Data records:

|---|

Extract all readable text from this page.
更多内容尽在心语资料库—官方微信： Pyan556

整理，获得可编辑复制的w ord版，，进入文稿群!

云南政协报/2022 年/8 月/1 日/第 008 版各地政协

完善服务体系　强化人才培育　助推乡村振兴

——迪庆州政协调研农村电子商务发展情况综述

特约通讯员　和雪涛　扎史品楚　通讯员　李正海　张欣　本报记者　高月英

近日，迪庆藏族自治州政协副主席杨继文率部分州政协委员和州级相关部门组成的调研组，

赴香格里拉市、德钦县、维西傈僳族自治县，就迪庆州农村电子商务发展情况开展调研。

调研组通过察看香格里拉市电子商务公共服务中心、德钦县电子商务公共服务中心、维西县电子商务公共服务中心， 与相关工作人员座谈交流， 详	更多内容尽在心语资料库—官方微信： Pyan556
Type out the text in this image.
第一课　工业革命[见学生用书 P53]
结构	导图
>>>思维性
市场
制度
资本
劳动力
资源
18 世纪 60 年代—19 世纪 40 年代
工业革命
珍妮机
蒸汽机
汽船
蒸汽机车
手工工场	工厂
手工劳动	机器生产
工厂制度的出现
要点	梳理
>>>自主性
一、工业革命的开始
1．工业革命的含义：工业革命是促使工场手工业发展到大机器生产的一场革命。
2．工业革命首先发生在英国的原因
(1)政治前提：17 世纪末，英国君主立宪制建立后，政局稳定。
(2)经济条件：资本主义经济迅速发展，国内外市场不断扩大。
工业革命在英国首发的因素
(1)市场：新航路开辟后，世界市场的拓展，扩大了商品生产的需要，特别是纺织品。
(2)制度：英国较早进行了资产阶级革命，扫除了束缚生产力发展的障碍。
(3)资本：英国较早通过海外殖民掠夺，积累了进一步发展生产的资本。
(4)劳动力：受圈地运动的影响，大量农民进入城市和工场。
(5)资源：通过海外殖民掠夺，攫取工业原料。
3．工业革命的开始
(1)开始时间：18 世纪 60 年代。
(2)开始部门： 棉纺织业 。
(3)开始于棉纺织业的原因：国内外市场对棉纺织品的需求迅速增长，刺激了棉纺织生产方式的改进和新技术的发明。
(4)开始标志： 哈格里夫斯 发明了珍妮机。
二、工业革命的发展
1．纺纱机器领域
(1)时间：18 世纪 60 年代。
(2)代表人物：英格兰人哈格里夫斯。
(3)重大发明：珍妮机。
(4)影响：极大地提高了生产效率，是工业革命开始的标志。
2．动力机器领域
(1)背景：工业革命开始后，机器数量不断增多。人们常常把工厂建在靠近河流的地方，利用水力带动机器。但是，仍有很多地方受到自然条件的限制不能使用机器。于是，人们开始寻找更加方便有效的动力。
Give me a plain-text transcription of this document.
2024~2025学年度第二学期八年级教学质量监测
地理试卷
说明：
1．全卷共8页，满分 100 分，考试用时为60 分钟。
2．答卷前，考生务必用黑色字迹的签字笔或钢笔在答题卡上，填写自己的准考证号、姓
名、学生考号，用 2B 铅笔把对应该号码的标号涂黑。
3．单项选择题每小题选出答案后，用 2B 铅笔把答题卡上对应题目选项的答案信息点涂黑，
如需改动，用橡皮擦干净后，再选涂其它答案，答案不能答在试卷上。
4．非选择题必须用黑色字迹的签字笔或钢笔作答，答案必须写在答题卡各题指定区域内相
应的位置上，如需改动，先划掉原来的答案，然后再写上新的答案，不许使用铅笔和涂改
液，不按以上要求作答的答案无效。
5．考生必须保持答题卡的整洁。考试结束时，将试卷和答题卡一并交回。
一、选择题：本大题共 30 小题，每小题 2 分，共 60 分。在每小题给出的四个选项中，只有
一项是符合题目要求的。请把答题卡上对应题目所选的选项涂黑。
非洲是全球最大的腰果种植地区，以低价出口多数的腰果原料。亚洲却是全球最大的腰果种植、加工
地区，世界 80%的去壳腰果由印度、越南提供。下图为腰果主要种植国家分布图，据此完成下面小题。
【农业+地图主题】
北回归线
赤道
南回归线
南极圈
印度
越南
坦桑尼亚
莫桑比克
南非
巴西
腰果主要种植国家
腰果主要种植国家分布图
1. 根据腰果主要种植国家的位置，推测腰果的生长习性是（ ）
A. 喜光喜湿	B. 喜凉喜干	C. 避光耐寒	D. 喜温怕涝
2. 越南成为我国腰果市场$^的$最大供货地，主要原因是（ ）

|---|

* **The exercise**
Your task is to transcribe the listing above in full, exactly as given.

* **The solution**
Extract all readable text from this page.
更多内容尽在心语资料库—官方微信： Pyan556

整理，获得可编辑复制的w ord版，，进入文稿群!

云南政协报/2022 年/8 月/1 日/第 008 版各地政协

完善服务体系　强化人才培育　助推乡村振兴

——迪庆州政协调研农村电子商务发展情况综述

特约通讯员　和雪涛　扎史品楚　通讯员　李正海　张欣　本报记者　高月英

近日，迪庆藏族自治州政协副主席杨继文率部分州政协委员和州级相关部门组成的调研组，

赴香格里拉市、德钦县、维西傈僳族自治县，就迪庆州农村电子商务发展情况开展调研。

调研组通过察看香格里拉市电子商务公共服务中心、德钦县电子商务公共服务中心、维西县电子商务公共服务中心， 与相关工作人员座谈交流， 详	更多内容尽在心语资料库—官方微信： Pyan556
Type out the text in this image.
第一课　工业革命[见学生用书 P53]
结构	导图
>>>思维性
市场
制度
资本
劳动力
资源
18 世纪 60 年代—19 世纪 40 年代
工业革命
珍妮机
蒸汽机
汽船
蒸汽机车
手工工场	工厂
手工劳动	机器生产
工厂制度的出现
要点	梳理
>>>自主性
一、工业革命的开始
1．工业革命的含义：工业革命是促使工场手工业发展到大机器生产的一场革命。
2．工业革命首先发生在英国的原因
(1)政治前提：17 世纪末，英国君主立宪制建立后，政局稳定。
(2)经济条件：资本主义经济迅速发展，国内外市场不断扩大。
工业革命在英国首发的因素
(1)市场：新航路开辟后，世界市场的拓展，扩大了商品生产的需要，特别是纺织品。
(2)制度：英国较早进行了资产阶级革命，扫除了束缚生产力发展的障碍。
(3)资本：英国较早通过海外殖民掠夺，积累了进一步发展生产的资本。
(4)劳动力：受圈地运动的影响，大量农民进入城市和工场。
(5)资源：通过海外殖民掠夺，攫取工业原料。
3．工业革命的开始
(1)开始时间：18 世纪 60 年代。
(2)开始部门： 棉纺织业 。
(3)开始于棉纺织业的原因：国内外市场对棉纺织品的需求迅速增长，刺激了棉纺织生产方式的改进和新技术的发明。
(4)开始标志： 哈格里夫斯 发明了珍妮机。
二、工业革命的发展
1．纺纱机器领域
(1)时间：18 世纪 60 年代。
(2)代表人物：英格兰人哈格里夫斯。
(3)重大发明：珍妮机。
(4)影响：极大地提高了生产效率，是工业革命开始的标志。
2．动力机器领域
(1)背景：工业革命开始后，机器数量不断增多。人们常常把工厂建在靠近河流的地方，利用水力带动机器。但是，仍有很多地方受到自然条件的限制不能使用机器。于是，人们开始寻找更加方便有效的动力。
Give me a plain-text transcription of this document.
2024~2025学年度第二学期八年级教学质量监测
地理试卷
说明：
1．全卷共8页，满分 100 分，考试用时为60 分钟。
2．答卷前，考生务必用黑色字迹的签字笔或钢笔在答题卡上，填写自己的准考证号、姓
名、学生考号，用 2B 铅笔把对应该号码的标号涂黑。
3．单项选择题每小题选出答案后，用 2B 铅笔把答题卡上对应题目选项的答案信息点涂黑，
如需改动，用橡皮擦干净后，再选涂其它答案，答案不能答在试卷上。
4．非选择题必须用黑色字迹的签字笔或钢笔作答，答案必须写在答题卡各题指定区域内相
应的位置上，如需改动，先划掉原来的答案，然后再写上新的答案，不许使用铅笔和涂改
液，不按以上要求作答的答案无效。
5．考生必须保持答题卡的整洁。考试结束时，将试卷和答题卡一并交回。
一、选择题：本大题共 30 小题，每小题 2 分，共 60 分。在每小题给出的四个选项中，只有
一项是符合题目要求的。请把答题卡上对应题目所选的选项涂黑。
非洲是全球最大的腰果种植地区，以低价出口多数的腰果原料。亚洲却是全球最大的腰果种植、加工
地区，世界 80%的去壳腰果由印度、越南提供。下图为腰果主要种植国家分布图，据此完成下面小题。
【农业+地图主题】
北回归线
赤道
南回归线
南极圈
印度
越南
坦桑尼亚
莫桑比克
南非
巴西
腰果主要种植国家
腰果主要种植国家分布图
1. 根据腰果主要种植国家的位置，推测腰果的生长习性是（ ）
A. 喜光喜湿	B. 喜凉喜干	C. 避光耐寒	D. 喜温怕涝
2. 越南成为我国腰果市场$^的$最大供货地，主要原因是（ ）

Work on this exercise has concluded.